Data excerpts
---*---

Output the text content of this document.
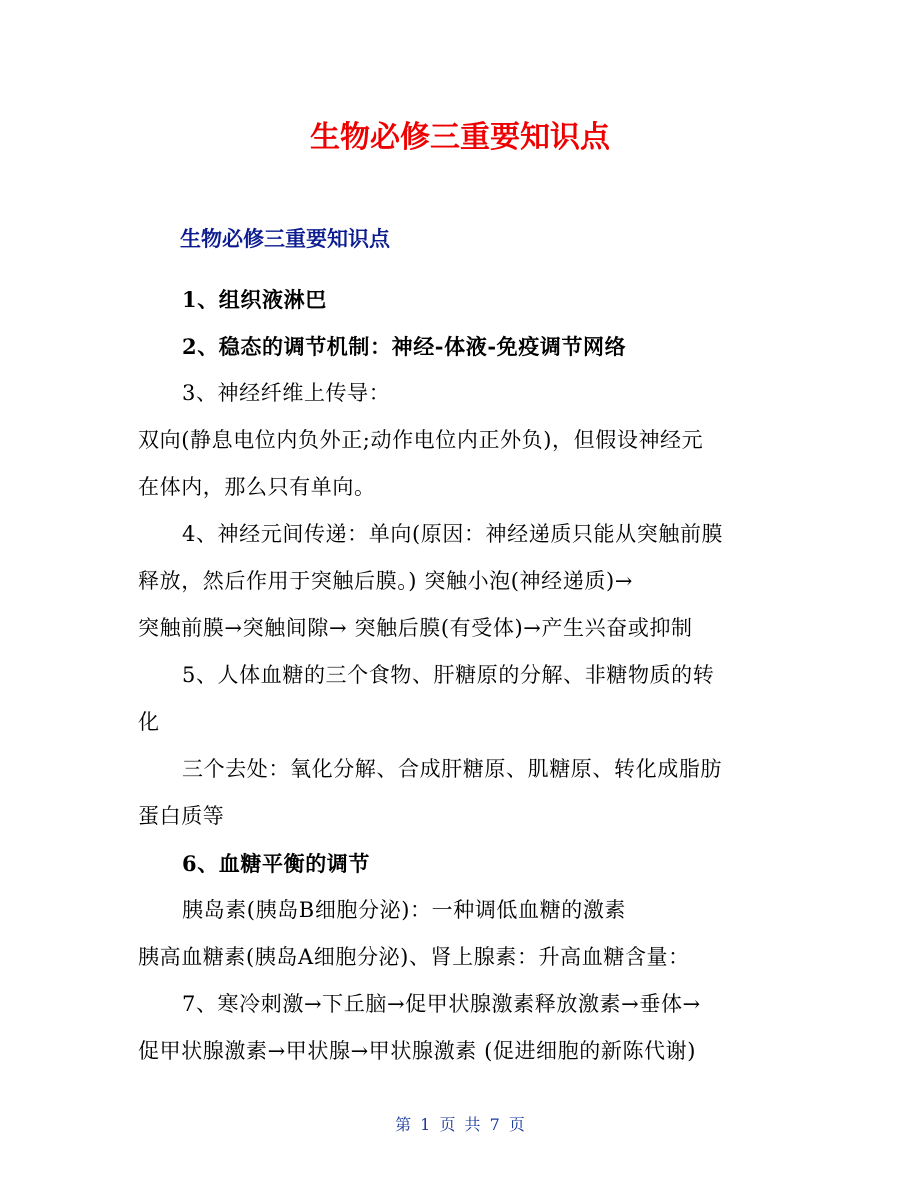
生物必修三重要知识点
生物必修三重要知识点
1、组织液淋巴
2、稳态的调节机制：神经-体液-免疫调节网络
3、神经纤维上传导：
双向(静息电位内负外正;动作电位内正外负)，但假设神经元
在体内，那么只有单向。
4、神经元间传递：单向(原因：神经递质只能从突触前膜
释放，然后作用于突触后膜。) 突触小泡(神经递质)→
突触前膜→突触间隙→ 突触后膜(有受体)→产生兴奋或抑制
5、人体血糖的三个食物、肝糖原的分解、非糖物质的转
化
三个去处：氧化分解、合成肝糖原、肌糖原、转化成脂肪
蛋白质等
6、血糖平衡的调节
胰岛素(胰岛B细胞分泌)：一种调低血糖的激素
胰高血糖素(胰岛A细胞分泌)、肾上腺素：升高血糖含量：
7、寒冷刺激→下丘脑→促甲状腺激素释放激素→垂体→
促甲状腺激素→甲状腺→甲状腺激素 (促进细胞的新陈代谢)
第 1 页 共 7 页
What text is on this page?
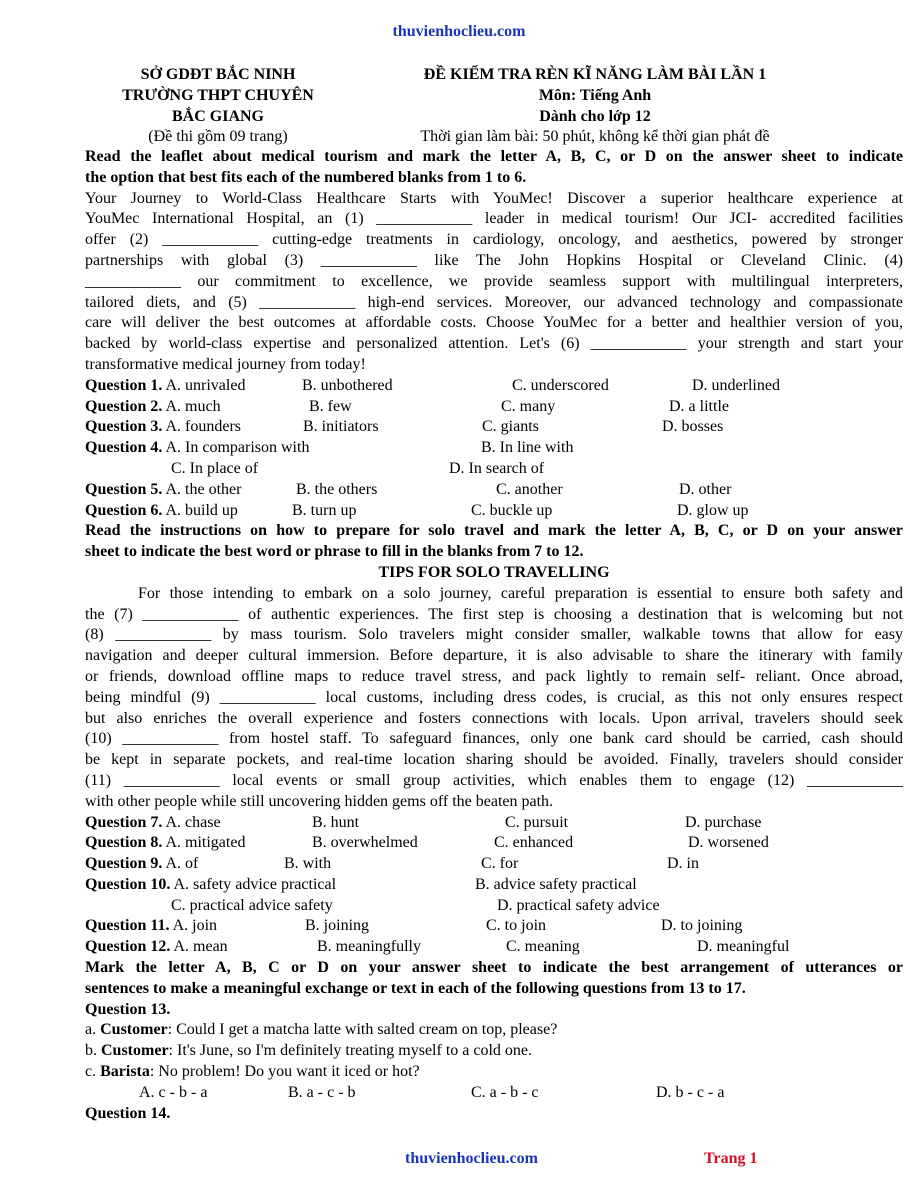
thuvienhoclieu.com
SỞ GDĐT BẮC NINH
TRƯỜNG THPT CHUYÊN
BẮC GIANG
(Đề thi gồm 09 trang)
ĐỀ KIỂM TRA RÈN KĨ NĂNG LÀM BÀI LẦN 1
Môn: Tiếng Anh
Dành cho lớp 12
Thời gian làm bài: 50 phút, không kể thời gian phát đề

Read the leaflet about medical tourism and mark the letter A, B, C, or D on the answer sheet to indicate

the option that best fits each of the numbered blanks from 1 to 6.

Your Journey to World-Class Healthcare Starts with YouMec! Discover a superior healthcare experience at

YouMec International Hospital, an (1) ____________ leader in medical tourism! Our JCI- accredited facilities

offer (2) ____________ cutting-edge treatments in cardiology, oncology, and aesthetics, powered by stronger

partnerships with global (3) ____________ like The John Hopkins Hospital or Cleveland Clinic. (4)

____________ our commitment to excellence, we provide seamless support with multilingual interpreters,

tailored diets, and (5) ____________ high-end services. Moreover, our advanced technology and compassionate

care will deliver the best outcomes at affordable costs. Choose YouMec for a better and healthier version of you,

backed by world-class expertise and personalized attention. Let's (6) ____________ your strength and start your

transformative medical journey from today!

Question 1. A. unrivaled	B. unbothered	C. underscored	D. underlined
Question 2. A. much	B. few	C. many	D. a little
Question 3. A. founders	B. initiators	C. giants	D. bosses
Question 4. A. In comparison with	B. In line with
C. In place of	D. In search of
Question 5. A. the other	B. the others	C. another	D. other
Question 6. A. build up	B. turn up	C. buckle up	D. glow up

Read the instructions on how to prepare for solo travel and mark the letter A, B, C, or D on your answer

sheet to indicate the best word or phrase to fill in the blanks from 7 to 12.

TIPS FOR SOLO TRAVELLING

For those intending to embark on a solo journey, careful preparation is essential to ensure both safety and

the (7) ____________ of authentic experiences. The first step is choosing a destination that is welcoming but not

(8) ____________ by mass tourism. Solo travelers might consider smaller, walkable towns that allow for easy

navigation and deeper cultural immersion. Before departure, it is also advisable to share the itinerary with family

or friends, download offline maps to reduce travel stress, and pack lightly to remain self- reliant. Once abroad,

being mindful (9) ____________ local customs, including dress codes, is crucial, as this not only ensures respect

but also enriches the overall experience and fosters connections with locals. Upon arrival, travelers should seek

(10) ____________ from hostel staff. To safeguard finances, only one bank card should be carried, cash should

be kept in separate pockets, and real-time location sharing should be avoided. Finally, travelers should consider

(11) ____________ local events or small group activities, which enables them to engage (12) ____________

with other people while still uncovering hidden gems off the beaten path.

Question 7. A. chase	B. hunt	C. pursuit	D. purchase
Question 8. A. mitigated	B. overwhelmed	C. enhanced	D. worsened
Question 9. A. of	B. with	C. for	D. in
Question 10. A. safety advice practical	B. advice safety practical
C. practical advice safety	D. practical safety advice
Question 11. A. join	B. joining	C. to join	D. to joining
Question 12. A. mean	B. meaningfully	C. meaning	D. meaningful

Mark the letter A, B, C or D on your answer sheet to indicate the best arrangement of utterances or

sentences to make a meaningful exchange or text in each of the following questions from 13 to 17.

Question 13.

a. Customer: Could I get a matcha latte with salted cream on top, please?

b. Customer: It's June, so I'm definitely treating myself to a cold one.

c. Barista: No problem! Do you want it iced or hot?

A. c - b - a	B. a - c - b	C. a - b - c	D. b - c - a

Question 14.

thuvienhoclieu.com	Trang 1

---*---

* [JOB] Your answer should be a single number: how many lines in the data above include "tourism"?

* [RESULT] 3